**OBJECTIVE:**
Report how many lines of the records below include the word "χρώματος". Give nothing but the number.

[Saved entries]
┄┄┄┄┄┄┄┄┄┄
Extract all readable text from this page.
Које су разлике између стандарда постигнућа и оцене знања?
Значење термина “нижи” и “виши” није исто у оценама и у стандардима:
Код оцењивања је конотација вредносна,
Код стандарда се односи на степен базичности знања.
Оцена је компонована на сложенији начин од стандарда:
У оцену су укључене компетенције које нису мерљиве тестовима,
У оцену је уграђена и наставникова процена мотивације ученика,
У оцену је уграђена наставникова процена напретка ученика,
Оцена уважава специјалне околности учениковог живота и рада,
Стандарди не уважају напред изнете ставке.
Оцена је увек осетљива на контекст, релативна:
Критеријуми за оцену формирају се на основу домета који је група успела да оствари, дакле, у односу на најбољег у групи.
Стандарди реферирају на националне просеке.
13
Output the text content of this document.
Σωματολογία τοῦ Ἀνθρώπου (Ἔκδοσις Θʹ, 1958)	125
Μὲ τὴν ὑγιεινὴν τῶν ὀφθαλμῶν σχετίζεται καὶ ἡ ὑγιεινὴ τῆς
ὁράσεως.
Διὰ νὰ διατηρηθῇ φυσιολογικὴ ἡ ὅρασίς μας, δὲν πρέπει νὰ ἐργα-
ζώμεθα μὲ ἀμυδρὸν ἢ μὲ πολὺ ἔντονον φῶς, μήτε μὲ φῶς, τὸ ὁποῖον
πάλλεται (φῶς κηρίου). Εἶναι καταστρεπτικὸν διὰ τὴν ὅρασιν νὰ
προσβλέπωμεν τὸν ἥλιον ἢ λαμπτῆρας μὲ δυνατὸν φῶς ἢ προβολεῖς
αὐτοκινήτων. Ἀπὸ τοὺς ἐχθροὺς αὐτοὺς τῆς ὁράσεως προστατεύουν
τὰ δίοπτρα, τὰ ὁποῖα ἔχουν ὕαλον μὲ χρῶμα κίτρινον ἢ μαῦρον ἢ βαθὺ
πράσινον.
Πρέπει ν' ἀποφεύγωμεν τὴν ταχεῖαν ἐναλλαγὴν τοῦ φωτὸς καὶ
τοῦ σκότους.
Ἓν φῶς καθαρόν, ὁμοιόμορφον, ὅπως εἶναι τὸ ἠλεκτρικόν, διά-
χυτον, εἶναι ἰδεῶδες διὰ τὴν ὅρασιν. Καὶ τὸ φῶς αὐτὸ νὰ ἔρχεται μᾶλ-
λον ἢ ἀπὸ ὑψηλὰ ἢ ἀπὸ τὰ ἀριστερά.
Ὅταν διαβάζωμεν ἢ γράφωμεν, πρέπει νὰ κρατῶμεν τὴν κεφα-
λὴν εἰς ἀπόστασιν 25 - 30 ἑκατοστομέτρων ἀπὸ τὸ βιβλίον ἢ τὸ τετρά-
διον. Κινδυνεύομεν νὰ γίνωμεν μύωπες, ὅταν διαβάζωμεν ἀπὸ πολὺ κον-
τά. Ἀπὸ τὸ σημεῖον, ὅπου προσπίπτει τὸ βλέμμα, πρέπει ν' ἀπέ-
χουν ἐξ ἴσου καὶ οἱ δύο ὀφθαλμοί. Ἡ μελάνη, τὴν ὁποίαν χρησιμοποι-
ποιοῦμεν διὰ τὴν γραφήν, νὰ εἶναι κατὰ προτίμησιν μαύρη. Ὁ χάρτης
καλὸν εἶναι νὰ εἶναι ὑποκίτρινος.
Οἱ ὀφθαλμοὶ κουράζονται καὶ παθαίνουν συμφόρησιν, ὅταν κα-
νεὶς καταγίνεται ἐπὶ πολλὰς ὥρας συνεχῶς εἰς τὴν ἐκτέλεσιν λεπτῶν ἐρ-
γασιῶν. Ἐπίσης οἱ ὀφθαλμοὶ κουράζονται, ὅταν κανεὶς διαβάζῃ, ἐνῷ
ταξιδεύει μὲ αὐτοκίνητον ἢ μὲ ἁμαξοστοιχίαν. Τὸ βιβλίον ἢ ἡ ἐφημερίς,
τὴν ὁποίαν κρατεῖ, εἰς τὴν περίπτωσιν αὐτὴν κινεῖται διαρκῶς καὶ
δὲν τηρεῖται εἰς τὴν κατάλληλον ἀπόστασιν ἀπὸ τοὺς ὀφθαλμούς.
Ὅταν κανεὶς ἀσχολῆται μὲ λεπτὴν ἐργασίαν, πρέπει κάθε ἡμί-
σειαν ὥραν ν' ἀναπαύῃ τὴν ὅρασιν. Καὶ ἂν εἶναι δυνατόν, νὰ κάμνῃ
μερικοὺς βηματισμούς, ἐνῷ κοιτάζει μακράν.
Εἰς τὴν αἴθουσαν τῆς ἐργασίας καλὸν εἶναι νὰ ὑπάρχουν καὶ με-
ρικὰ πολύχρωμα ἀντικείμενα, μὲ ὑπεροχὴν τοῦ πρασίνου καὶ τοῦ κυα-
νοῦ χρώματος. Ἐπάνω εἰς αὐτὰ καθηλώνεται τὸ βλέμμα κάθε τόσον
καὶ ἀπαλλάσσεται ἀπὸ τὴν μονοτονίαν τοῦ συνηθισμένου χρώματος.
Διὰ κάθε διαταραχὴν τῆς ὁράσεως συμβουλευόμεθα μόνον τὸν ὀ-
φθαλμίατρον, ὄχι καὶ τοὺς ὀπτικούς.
┄┄┄┄┄┄┄┄┄┄
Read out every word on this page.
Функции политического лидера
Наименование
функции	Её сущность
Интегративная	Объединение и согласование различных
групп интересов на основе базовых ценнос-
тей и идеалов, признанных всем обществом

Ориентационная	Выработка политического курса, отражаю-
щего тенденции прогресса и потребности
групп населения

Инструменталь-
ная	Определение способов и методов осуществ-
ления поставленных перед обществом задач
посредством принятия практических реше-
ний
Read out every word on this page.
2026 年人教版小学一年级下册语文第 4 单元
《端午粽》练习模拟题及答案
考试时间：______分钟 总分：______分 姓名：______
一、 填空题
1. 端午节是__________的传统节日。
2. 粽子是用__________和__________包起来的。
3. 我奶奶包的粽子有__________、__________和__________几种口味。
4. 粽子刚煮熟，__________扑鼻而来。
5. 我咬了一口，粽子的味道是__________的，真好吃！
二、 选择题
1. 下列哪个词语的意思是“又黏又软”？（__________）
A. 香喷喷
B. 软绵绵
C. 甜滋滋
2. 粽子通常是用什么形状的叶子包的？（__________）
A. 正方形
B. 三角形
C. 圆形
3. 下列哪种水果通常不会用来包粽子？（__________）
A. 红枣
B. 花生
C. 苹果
┄┄┄┄┄┄┄┄┄┄
**EXERCISE OUTPUT:**
2